[Challenge]: Leave out every picture, then transcribe the rest of the listing exactly.

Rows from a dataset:
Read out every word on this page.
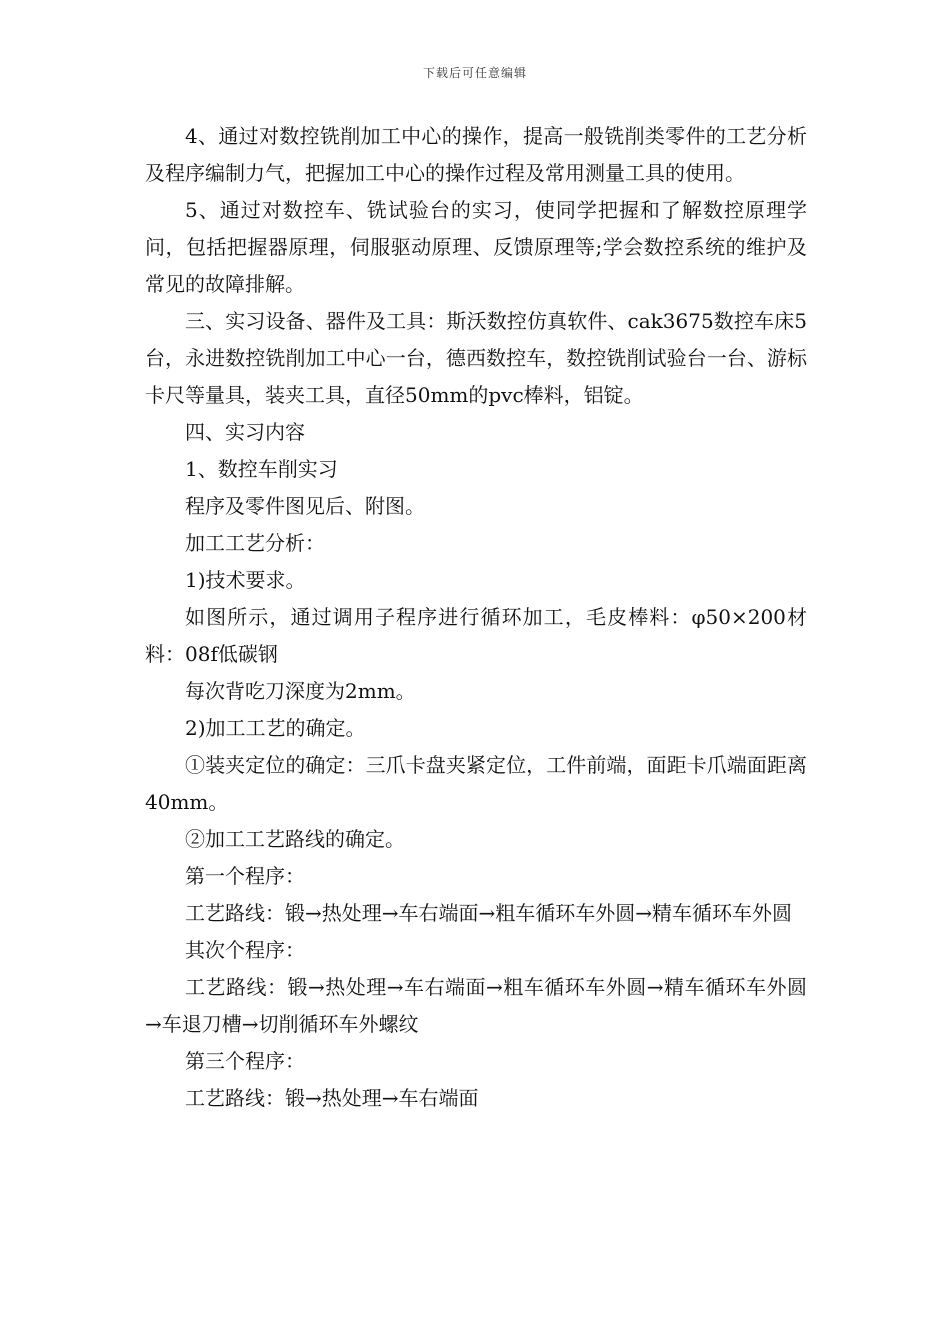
下载后可任意编辑

4、通过对数控铣削加工中心的操作，提高一般铣削类零件的工艺分析及程序编制力气，把握加工中心的操作过程及常用测量工具的使用。

5、通过对数控车、铣试验台的实习，使同学把握和了解数控原理学问，包括把握器原理，伺服驱动原理、反馈原理等;学会数控系统的维护及常见的故障排解。

三、实习设备、器件及工具：斯沃数控仿真软件、cak3675数控车床5台，永进数控铣削加工中心一台，德西数控车，数控铣削试验台一台、游标卡尺等量具，装夹工具，直径50mm的pvc棒料，铝锭。

四、实习内容

1、数控车削实习

程序及零件图见后、附图。

加工工艺分析：

1)技术要求。

如图所示，通过调用子程序进行循环加工，毛皮棒料：φ50×200材料：08f低碳钢

每次背吃刀深度为2mm。

2)加工工艺的确定。

①装夹定位的确定：三爪卡盘夹紧定位，工件前端，面距卡爪端面距离40mm。

②加工工艺路线的确定。

第一个程序：

工艺路线：锻→热处理→车右端面→粗车循环车外圆→精车循环车外圆

其次个程序：

工艺路线：锻→热处理→车右端面→粗车循环车外圆→精车循环车外圆→车退刀槽→切削循环车外螺纹

第三个程序：

工艺路线：锻→热处理→车右端面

[Answer for the task]:
Read out every word on this page.
下载后可任意编辑

4、通过对数控铣削加工中心的操作，提高一般铣削类零件的工艺分析及程序编制力气，把握加工中心的操作过程及常用测量工具的使用。

5、通过对数控车、铣试验台的实习，使同学把握和了解数控原理学问，包括把握器原理，伺服驱动原理、反馈原理等;学会数控系统的维护及常见的故障排解。

三、实习设备、器件及工具：斯沃数控仿真软件、cak3675数控车床5台，永进数控铣削加工中心一台，德西数控车，数控铣削试验台一台、游标卡尺等量具，装夹工具，直径50mm的pvc棒料，铝锭。

四、实习内容

1、数控车削实习

程序及零件图见后、附图。

加工工艺分析：

1)技术要求。

如图所示，通过调用子程序进行循环加工，毛皮棒料：φ50×200材料：08f低碳钢

每次背吃刀深度为2mm。

2)加工工艺的确定。

①装夹定位的确定：三爪卡盘夹紧定位，工件前端，面距卡爪端面距离40mm。

②加工工艺路线的确定。

第一个程序：

工艺路线：锻→热处理→车右端面→粗车循环车外圆→精车循环车外圆

其次个程序：

工艺路线：锻→热处理→车右端面→粗车循环车外圆→精车循环车外圆→车退刀槽→切削循环车外螺纹

第三个程序：

工艺路线：锻→热处理→车右端面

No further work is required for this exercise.